**What needs to be done:**
Rename "Gray" to "Blue" in the rows running from the start of the rows through the line with "help-icon[interactable]: ? <box>1179", and write out only those lines with everything else left unchanged.

--- START ---

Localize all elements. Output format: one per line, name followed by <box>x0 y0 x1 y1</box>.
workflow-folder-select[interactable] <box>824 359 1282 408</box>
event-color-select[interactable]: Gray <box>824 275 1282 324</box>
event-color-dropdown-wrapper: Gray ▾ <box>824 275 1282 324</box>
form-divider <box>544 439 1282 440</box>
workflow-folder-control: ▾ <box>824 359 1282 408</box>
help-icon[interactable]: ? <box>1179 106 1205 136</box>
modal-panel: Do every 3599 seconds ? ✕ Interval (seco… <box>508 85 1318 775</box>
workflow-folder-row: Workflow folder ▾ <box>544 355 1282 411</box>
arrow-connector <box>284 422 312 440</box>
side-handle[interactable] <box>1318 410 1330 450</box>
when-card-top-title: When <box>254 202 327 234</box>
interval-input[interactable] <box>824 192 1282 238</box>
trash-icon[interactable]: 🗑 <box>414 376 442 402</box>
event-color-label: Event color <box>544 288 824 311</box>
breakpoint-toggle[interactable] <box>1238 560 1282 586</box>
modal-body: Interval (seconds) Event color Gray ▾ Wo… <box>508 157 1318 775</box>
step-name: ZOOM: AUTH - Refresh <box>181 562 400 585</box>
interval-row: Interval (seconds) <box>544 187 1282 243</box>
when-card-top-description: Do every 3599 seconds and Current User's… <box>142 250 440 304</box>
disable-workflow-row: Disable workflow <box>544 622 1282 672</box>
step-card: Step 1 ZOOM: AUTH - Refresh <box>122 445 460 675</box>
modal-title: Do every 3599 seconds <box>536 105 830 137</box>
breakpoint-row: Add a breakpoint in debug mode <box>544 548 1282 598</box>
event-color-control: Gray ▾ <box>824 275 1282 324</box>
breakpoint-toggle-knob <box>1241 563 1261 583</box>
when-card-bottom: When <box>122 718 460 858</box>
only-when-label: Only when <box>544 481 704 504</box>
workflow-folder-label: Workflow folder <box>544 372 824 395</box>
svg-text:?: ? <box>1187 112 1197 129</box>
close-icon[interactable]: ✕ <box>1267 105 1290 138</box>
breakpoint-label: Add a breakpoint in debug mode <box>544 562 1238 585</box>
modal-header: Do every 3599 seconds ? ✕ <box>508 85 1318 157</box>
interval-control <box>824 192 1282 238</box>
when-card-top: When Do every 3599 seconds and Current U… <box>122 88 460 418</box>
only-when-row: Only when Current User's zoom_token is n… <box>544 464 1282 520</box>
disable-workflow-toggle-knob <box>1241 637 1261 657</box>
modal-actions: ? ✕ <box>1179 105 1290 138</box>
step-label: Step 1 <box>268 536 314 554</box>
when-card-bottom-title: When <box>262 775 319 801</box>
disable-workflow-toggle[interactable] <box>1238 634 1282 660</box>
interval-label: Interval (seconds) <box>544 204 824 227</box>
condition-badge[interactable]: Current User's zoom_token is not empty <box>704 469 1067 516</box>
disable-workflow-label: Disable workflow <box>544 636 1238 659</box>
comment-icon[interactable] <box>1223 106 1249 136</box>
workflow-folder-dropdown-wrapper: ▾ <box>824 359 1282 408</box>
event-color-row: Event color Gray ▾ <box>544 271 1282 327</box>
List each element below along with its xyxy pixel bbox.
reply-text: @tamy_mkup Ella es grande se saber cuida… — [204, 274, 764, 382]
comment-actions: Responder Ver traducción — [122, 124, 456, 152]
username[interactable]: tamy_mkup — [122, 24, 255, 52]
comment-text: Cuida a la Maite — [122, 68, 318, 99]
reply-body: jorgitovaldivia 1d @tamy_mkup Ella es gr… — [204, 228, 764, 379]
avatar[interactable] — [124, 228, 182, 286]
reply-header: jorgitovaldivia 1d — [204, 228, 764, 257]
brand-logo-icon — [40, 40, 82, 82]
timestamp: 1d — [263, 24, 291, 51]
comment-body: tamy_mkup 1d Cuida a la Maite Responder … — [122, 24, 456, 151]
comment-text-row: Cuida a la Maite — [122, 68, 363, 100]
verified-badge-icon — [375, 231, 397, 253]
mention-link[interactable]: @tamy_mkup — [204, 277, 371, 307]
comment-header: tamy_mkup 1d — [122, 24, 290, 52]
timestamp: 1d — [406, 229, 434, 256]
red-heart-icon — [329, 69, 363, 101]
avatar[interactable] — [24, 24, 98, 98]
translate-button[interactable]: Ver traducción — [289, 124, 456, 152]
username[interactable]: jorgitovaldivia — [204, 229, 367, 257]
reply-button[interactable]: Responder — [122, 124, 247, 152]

--- END ---

**Task response:**
Localize all elements. Output format: one per line, name followed by <box>x0 y0 x1 y1</box>.
workflow-folder-select[interactable] <box>824 359 1282 408</box>
event-color-select[interactable]: Blue <box>824 275 1282 324</box>
event-color-dropdown-wrapper: Blue ▾ <box>824 275 1282 324</box>
form-divider <box>544 439 1282 440</box>
workflow-folder-control: ▾ <box>824 359 1282 408</box>
help-icon[interactable]: ? <box>1179 106 1205 136</box>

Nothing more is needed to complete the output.